:: AIM OF THE EXERCISE ::
Please copy out the rows below with every "x-tick-label" changed to "x-axis-tick", leaving everything else as it is.

Bounding box annotations
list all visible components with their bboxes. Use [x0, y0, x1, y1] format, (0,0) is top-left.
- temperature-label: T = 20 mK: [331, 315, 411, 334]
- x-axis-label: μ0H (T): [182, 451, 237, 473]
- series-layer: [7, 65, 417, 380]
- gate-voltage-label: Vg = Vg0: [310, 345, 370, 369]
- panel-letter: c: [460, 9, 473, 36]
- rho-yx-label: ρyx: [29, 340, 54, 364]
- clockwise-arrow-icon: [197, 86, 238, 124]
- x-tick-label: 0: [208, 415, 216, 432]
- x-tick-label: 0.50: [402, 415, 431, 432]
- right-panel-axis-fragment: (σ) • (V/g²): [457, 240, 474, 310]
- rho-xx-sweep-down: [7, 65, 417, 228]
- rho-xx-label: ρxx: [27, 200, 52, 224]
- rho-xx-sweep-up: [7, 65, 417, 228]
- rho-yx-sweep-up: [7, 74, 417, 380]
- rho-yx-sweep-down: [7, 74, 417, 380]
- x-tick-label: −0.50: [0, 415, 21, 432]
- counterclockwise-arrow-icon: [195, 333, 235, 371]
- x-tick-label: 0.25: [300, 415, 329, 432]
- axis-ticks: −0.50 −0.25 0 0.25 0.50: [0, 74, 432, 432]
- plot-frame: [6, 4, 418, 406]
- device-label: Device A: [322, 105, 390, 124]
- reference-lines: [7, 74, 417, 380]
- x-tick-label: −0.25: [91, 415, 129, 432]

:: COMPLETE ANSWER ::
list all visible components with their bboxes. Use [x0, y0, x1, y1] format, (0,0) is top-left.
- temperature-label: T = 20 mK: [331, 315, 411, 334]
- x-axis-label: μ0H (T): [182, 451, 237, 473]
- series-layer: [7, 65, 417, 380]
- gate-voltage-label: Vg = Vg0: [310, 345, 370, 369]
- panel-letter: c: [460, 9, 473, 36]
- rho-yx-label: ρyx: [29, 340, 54, 364]
- clockwise-arrow-icon: [197, 86, 238, 124]
- x-axis-tick: 0: [208, 415, 216, 432]
- x-axis-tick: 0.50: [402, 415, 431, 432]
- right-panel-axis-fragment: (σ) • (V/g²): [457, 240, 474, 310]
- rho-xx-sweep-down: [7, 65, 417, 228]
- rho-xx-label: ρxx: [27, 200, 52, 224]
- rho-xx-sweep-up: [7, 65, 417, 228]
- rho-yx-sweep-up: [7, 74, 417, 380]
- rho-yx-sweep-down: [7, 74, 417, 380]
- x-axis-tick: −0.50: [0, 415, 21, 432]
- counterclockwise-arrow-icon: [195, 333, 235, 371]
- x-axis-tick: 0.25: [300, 415, 329, 432]
- axis-ticks: −0.50 −0.25 0 0.25 0.50: [0, 74, 432, 432]
- plot-frame: [6, 4, 418, 406]
- device-label: Device A: [322, 105, 390, 124]
- reference-lines: [7, 74, 417, 380]
- x-axis-tick: −0.25: [91, 415, 129, 432]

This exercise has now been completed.